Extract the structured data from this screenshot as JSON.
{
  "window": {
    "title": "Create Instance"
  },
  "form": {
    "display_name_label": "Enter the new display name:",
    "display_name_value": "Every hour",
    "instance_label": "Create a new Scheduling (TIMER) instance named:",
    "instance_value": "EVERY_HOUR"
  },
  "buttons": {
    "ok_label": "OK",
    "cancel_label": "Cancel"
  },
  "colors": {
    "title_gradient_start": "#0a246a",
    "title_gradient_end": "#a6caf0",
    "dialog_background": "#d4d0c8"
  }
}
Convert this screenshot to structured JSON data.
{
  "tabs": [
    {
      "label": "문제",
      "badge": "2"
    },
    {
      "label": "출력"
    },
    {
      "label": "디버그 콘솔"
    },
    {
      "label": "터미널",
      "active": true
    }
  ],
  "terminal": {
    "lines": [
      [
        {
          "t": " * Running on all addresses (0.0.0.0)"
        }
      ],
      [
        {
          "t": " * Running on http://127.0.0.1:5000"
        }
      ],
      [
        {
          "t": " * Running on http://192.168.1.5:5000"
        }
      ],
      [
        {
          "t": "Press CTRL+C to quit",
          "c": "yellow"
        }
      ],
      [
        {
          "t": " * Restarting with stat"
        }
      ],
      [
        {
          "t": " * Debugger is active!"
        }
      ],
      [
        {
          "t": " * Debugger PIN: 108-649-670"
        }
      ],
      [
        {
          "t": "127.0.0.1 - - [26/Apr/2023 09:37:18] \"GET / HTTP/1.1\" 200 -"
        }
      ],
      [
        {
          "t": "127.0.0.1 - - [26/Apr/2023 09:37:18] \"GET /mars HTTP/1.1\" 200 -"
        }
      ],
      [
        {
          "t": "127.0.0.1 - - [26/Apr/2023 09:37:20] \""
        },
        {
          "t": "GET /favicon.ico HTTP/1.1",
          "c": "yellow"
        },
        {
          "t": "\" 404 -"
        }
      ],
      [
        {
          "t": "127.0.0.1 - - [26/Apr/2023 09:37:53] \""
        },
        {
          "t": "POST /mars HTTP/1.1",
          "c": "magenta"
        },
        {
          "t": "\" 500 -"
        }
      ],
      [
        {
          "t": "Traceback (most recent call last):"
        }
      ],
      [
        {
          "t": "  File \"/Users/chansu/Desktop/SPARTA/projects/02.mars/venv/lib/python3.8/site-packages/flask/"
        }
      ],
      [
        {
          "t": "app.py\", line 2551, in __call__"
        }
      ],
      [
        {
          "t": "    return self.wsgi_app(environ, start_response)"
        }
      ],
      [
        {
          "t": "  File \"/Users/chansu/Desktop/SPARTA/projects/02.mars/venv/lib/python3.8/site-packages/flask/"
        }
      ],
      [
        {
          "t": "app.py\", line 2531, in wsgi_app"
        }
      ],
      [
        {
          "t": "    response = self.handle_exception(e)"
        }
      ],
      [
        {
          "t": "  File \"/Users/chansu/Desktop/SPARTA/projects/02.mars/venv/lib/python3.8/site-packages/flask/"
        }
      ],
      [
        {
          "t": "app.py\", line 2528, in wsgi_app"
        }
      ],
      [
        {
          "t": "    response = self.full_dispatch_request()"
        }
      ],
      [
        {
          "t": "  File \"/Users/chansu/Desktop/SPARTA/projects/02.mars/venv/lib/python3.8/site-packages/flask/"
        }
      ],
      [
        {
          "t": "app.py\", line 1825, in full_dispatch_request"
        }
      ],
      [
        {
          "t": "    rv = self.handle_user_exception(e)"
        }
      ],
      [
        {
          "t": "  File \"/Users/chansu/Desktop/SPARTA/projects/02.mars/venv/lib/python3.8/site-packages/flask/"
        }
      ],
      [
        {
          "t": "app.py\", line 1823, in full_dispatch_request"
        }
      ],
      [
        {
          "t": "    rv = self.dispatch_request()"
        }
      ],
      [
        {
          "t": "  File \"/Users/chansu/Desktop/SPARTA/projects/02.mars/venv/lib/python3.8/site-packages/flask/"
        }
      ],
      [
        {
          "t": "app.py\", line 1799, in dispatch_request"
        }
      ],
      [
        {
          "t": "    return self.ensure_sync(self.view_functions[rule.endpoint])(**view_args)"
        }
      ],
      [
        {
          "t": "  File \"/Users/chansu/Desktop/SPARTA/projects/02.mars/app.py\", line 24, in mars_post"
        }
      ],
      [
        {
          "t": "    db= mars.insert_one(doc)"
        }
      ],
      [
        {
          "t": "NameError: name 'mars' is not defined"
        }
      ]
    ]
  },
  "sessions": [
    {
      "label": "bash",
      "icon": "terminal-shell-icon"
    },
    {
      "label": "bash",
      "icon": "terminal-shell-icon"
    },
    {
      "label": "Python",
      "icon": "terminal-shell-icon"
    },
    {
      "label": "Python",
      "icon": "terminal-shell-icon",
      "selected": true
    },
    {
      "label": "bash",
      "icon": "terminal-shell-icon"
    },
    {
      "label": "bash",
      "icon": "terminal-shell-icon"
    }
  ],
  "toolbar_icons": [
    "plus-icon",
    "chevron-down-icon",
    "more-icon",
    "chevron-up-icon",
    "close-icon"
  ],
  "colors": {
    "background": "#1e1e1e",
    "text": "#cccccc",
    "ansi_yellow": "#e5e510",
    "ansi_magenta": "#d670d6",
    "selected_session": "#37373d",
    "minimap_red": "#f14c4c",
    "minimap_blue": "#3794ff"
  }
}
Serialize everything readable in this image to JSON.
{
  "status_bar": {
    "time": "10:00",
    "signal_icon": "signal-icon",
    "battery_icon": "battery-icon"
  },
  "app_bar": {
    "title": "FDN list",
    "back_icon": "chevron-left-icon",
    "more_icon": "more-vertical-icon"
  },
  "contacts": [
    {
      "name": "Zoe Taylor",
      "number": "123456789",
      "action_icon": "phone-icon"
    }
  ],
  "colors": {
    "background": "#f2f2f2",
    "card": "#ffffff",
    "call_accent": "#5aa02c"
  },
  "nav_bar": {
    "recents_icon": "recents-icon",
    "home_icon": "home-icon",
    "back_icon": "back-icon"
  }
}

....

GIVEN EXERCISE:
Where a line of the material above holds the string "screenshot", copy that line.

WRITTEN ANSWER:
Extract the structured data from this screenshot as JSON.
Convert this screenshot to structured JSON data.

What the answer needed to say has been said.